Dataset items

>>>

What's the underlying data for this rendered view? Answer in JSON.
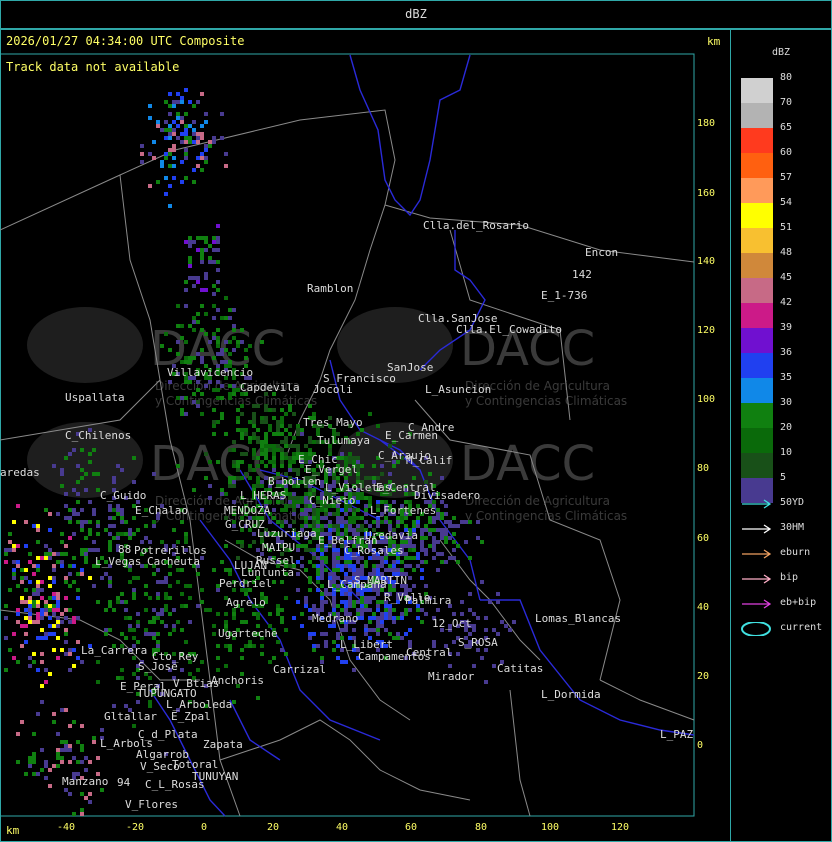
{
  "header": {
    "title": "dBZ"
  },
  "map": {
    "timestamp": "2026/01/27 04:34:00 UTC Composite",
    "track_notice": "Track data not available",
    "axis_unit": "km",
    "y_ticks": [
      "180",
      "160",
      "140",
      "120",
      "100",
      "80",
      "60",
      "40",
      "20",
      "0"
    ],
    "x_ticks": [
      "-40",
      "-20",
      "0",
      "20",
      "40",
      "60",
      "80",
      "100",
      "120"
    ],
    "watermark": {
      "brand": "DACC",
      "line1": "Dirección de Agricultura",
      "line2": "y Contingencias Climáticas"
    },
    "places": [
      {
        "name": "Clla.del_Rosario"
      },
      {
        "name": "Encon"
      },
      {
        "name": "142"
      },
      {
        "name": "E_1-736"
      },
      {
        "name": "Ramblon"
      },
      {
        "name": "Clla.SanJose"
      },
      {
        "name": "Clla.El_Cowadito"
      },
      {
        "name": "SanJose"
      },
      {
        "name": "S_Francisco"
      },
      {
        "name": "L_Asuncion"
      },
      {
        "name": "Capdevila"
      },
      {
        "name": "Jocoli"
      },
      {
        "name": "Villavicencio"
      },
      {
        "name": "Uspallata"
      },
      {
        "name": "C_Chilenos"
      },
      {
        "name": "Tres_Mayo"
      },
      {
        "name": "Tulumaya"
      },
      {
        "name": "C_Andre"
      },
      {
        "name": "E_Carmen"
      },
      {
        "name": "C_Araujo"
      },
      {
        "name": "M_Calif"
      },
      {
        "name": "E_Chic"
      },
      {
        "name": "E_Vergel"
      },
      {
        "name": "aredas"
      },
      {
        "name": "B_bollen"
      },
      {
        "name": "L_Violetas"
      },
      {
        "name": "E_Central"
      },
      {
        "name": "Divisadero"
      },
      {
        "name": "C_Guido"
      },
      {
        "name": "E_Chalao"
      },
      {
        "name": "L_HERAS"
      },
      {
        "name": "C_Nieto"
      },
      {
        "name": "L_Fortenes"
      },
      {
        "name": "MENDOZA"
      },
      {
        "name": "G_CRUZ"
      },
      {
        "name": "Luzuriaga"
      },
      {
        "name": "E_Belfran"
      },
      {
        "name": "Uredavia"
      },
      {
        "name": "88"
      },
      {
        "name": "Potrerillos"
      },
      {
        "name": "MAIPU"
      },
      {
        "name": "Russel"
      },
      {
        "name": "C_Rosales"
      },
      {
        "name": "L_Vegas"
      },
      {
        "name": "Cacheuta"
      },
      {
        "name": "LUJAN"
      },
      {
        "name": "Lunlunta"
      },
      {
        "name": "Perdriel"
      },
      {
        "name": "L_Campana"
      },
      {
        "name": "S_MARTIN"
      },
      {
        "name": "Agrelo"
      },
      {
        "name": "R_Valle"
      },
      {
        "name": "Palmira"
      },
      {
        "name": "Medrano"
      },
      {
        "name": "Ugarteche"
      },
      {
        "name": "12_Oct"
      },
      {
        "name": "Lomas_Blancas"
      },
      {
        "name": "S_ROSA"
      },
      {
        "name": "L_Libert"
      },
      {
        "name": "Central"
      },
      {
        "name": "Campamentos"
      },
      {
        "name": "La_Carrera"
      },
      {
        "name": "Cto_Rey"
      },
      {
        "name": "S_Jose"
      },
      {
        "name": "Catitas"
      },
      {
        "name": "Carrizal"
      },
      {
        "name": "Mirador"
      },
      {
        "name": "E_Peral"
      },
      {
        "name": "V_Btias"
      },
      {
        "name": "Anchoris"
      },
      {
        "name": "TUPUNGATO"
      },
      {
        "name": "L_Dormida"
      },
      {
        "name": "L_Arboleda"
      },
      {
        "name": "Gltallar"
      },
      {
        "name": "E_Zpal"
      },
      {
        "name": "C_d_Plata"
      },
      {
        "name": "L_Arbols"
      },
      {
        "name": "Zapata"
      },
      {
        "name": "L_PAZ"
      },
      {
        "name": "Algarrob"
      },
      {
        "name": "V_Seco"
      },
      {
        "name": "Totoral"
      },
      {
        "name": "TUNUYAN"
      },
      {
        "name": "Manzano"
      },
      {
        "name": "C_L_Rosas"
      },
      {
        "name": "94"
      },
      {
        "name": "V_Flores"
      }
    ]
  },
  "legend": {
    "title": "dBZ",
    "bins": [
      {
        "label": "80",
        "color": "#d0d0d0"
      },
      {
        "label": "70",
        "color": "#b3b3b3"
      },
      {
        "label": "65",
        "color": "#ff3a1e"
      },
      {
        "label": "60",
        "color": "#ff6010"
      },
      {
        "label": "57",
        "color": "#ff9a5a"
      },
      {
        "label": "54",
        "color": "#ffff00"
      },
      {
        "label": "51",
        "color": "#f8c030"
      },
      {
        "label": "48",
        "color": "#d0883a"
      },
      {
        "label": "45",
        "color": "#c76a86"
      },
      {
        "label": "42",
        "color": "#cc1a88"
      },
      {
        "label": "39",
        "color": "#7010d0"
      },
      {
        "label": "36",
        "color": "#2040f0"
      },
      {
        "label": "35",
        "color": "#1088e8"
      },
      {
        "label": "30",
        "color": "#108010"
      },
      {
        "label": "20",
        "color": "#0a6a0a"
      },
      {
        "label": "10",
        "color": "#185018"
      },
      {
        "label": "5",
        "color": "#483a90"
      }
    ],
    "tracks": [
      {
        "label": "50YD",
        "color": "#40e0e0"
      },
      {
        "label": "30HM",
        "color": "#ffffff"
      },
      {
        "label": "eburn",
        "color": "#f0a060"
      },
      {
        "label": "bip",
        "color": "#ffb0c8"
      },
      {
        "label": "eb+bip",
        "color": "#e040e0"
      },
      {
        "label": "current",
        "color": "#40e0e0"
      }
    ]
  }
}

<<<

Problem to solve
Write the records out once more, exactly as they appear, with no pictures.

Worked answer
What's the underlying data for this rendered view? Answer in JSON.
{
  "header": {
    "title": "dBZ"
  },
  "map": {
    "timestamp": "2026/01/27 04:34:00 UTC Composite",
    "track_notice": "Track data not available",
    "axis_unit": "km",
    "y_ticks": [
      "180",
      "160",
      "140",
      "120",
      "100",
      "80",
      "60",
      "40",
      "20",
      "0"
    ],
    "x_ticks": [
      "-40",
      "-20",
      "0",
      "20",
      "40",
      "60",
      "80",
      "100",
      "120"
    ],
    "watermark": {
      "brand": "DACC",
      "line1": "Dirección de Agricultura",
      "line2": "y Contingencias Climáticas"
    },
    "places": [
      {
        "name": "Clla.del_Rosario"
      },
      {
        "name": "Encon"
      },
      {
        "name": "142"
      },
      {
        "name": "E_1-736"
      },
      {
        "name": "Ramblon"
      },
      {
        "name": "Clla.SanJose"
      },
      {
        "name": "Clla.El_Cowadito"
      },
      {
        "name": "SanJose"
      },
      {
        "name": "S_Francisco"
      },
      {
        "name": "L_Asuncion"
      },
      {
        "name": "Capdevila"
      },
      {
        "name": "Jocoli"
      },
      {
        "name": "Villavicencio"
      },
      {
        "name": "Uspallata"
      },
      {
        "name": "C_Chilenos"
      },
      {
        "name": "Tres_Mayo"
      },
      {
        "name": "Tulumaya"
      },
      {
        "name": "C_Andre"
      },
      {
        "name": "E_Carmen"
      },
      {
        "name": "C_Araujo"
      },
      {
        "name": "M_Calif"
      },
      {
        "name": "E_Chic"
      },
      {
        "name": "E_Vergel"
      },
      {
        "name": "aredas"
      },
      {
        "name": "B_bollen"
      },
      {
        "name": "L_Violetas"
      },
      {
        "name": "E_Central"
      },
      {
        "name": "Divisadero"
      },
      {
        "name": "C_Guido"
      },
      {
        "name": "E_Chalao"
      },
      {
        "name": "L_HERAS"
      },
      {
        "name": "C_Nieto"
      },
      {
        "name": "L_Fortenes"
      },
      {
        "name": "MENDOZA"
      },
      {
        "name": "G_CRUZ"
      },
      {
        "name": "Luzuriaga"
      },
      {
        "name": "E_Belfran"
      },
      {
        "name": "Uredavia"
      },
      {
        "name": "88"
      },
      {
        "name": "Potrerillos"
      },
      {
        "name": "MAIPU"
      },
      {
        "name": "Russel"
      },
      {
        "name": "C_Rosales"
      },
      {
        "name": "L_Vegas"
      },
      {
        "name": "Cacheuta"
      },
      {
        "name": "LUJAN"
      },
      {
        "name": "Lunlunta"
      },
      {
        "name": "Perdriel"
      },
      {
        "name": "L_Campana"
      },
      {
        "name": "S_MARTIN"
      },
      {
        "name": "Agrelo"
      },
      {
        "name": "R_Valle"
      },
      {
        "name": "Palmira"
      },
      {
        "name": "Medrano"
      },
      {
        "name": "Ugarteche"
      },
      {
        "name": "12_Oct"
      },
      {
        "name": "Lomas_Blancas"
      },
      {
        "name": "S_ROSA"
      },
      {
        "name": "L_Libert"
      },
      {
        "name": "Central"
      },
      {
        "name": "Campamentos"
      },
      {
        "name": "La_Carrera"
      },
      {
        "name": "Cto_Rey"
      },
      {
        "name": "S_Jose"
      },
      {
        "name": "Catitas"
      },
      {
        "name": "Carrizal"
      },
      {
        "name": "Mirador"
      },
      {
        "name": "E_Peral"
      },
      {
        "name": "V_Btias"
      },
      {
        "name": "Anchoris"
      },
      {
        "name": "TUPUNGATO"
      },
      {
        "name": "L_Dormida"
      },
      {
        "name": "L_Arboleda"
      },
      {
        "name": "Gltallar"
      },
      {
        "name": "E_Zpal"
      },
      {
        "name": "C_d_Plata"
      },
      {
        "name": "L_Arbols"
      },
      {
        "name": "Zapata"
      },
      {
        "name": "L_PAZ"
      },
      {
        "name": "Algarrob"
      },
      {
        "name": "V_Seco"
      },
      {
        "name": "Totoral"
      },
      {
        "name": "TUNUYAN"
      },
      {
        "name": "Manzano"
      },
      {
        "name": "C_L_Rosas"
      },
      {
        "name": "94"
      },
      {
        "name": "V_Flores"
      }
    ]
  },
  "legend": {
    "title": "dBZ",
    "bins": [
      {
        "label": "80",
        "color": "#d0d0d0"
      },
      {
        "label": "70",
        "color": "#b3b3b3"
      },
      {
        "label": "65",
        "color": "#ff3a1e"
      },
      {
        "label": "60",
        "color": "#ff6010"
      },
      {
        "label": "57",
        "color": "#ff9a5a"
      },
      {
        "label": "54",
        "color": "#ffff00"
      },
      {
        "label": "51",
        "color": "#f8c030"
      },
      {
        "label": "48",
        "color": "#d0883a"
      },
      {
        "label": "45",
        "color": "#c76a86"
      },
      {
        "label": "42",
        "color": "#cc1a88"
      },
      {
        "label": "39",
        "color": "#7010d0"
      },
      {
        "label": "36",
        "color": "#2040f0"
      },
      {
        "label": "35",
        "color": "#1088e8"
      },
      {
        "label": "30",
        "color": "#108010"
      },
      {
        "label": "20",
        "color": "#0a6a0a"
      },
      {
        "label": "10",
        "color": "#185018"
      },
      {
        "label": "5",
        "color": "#483a90"
      }
    ],
    "tracks": [
      {
        "label": "50YD",
        "color": "#40e0e0"
      },
      {
        "label": "30HM",
        "color": "#ffffff"
      },
      {
        "label": "eburn",
        "color": "#f0a060"
      },
      {
        "label": "bip",
        "color": "#ffb0c8"
      },
      {
        "label": "eb+bip",
        "color": "#e040e0"
      },
      {
        "label": "current",
        "color": "#40e0e0"
      }
    ]
  }
}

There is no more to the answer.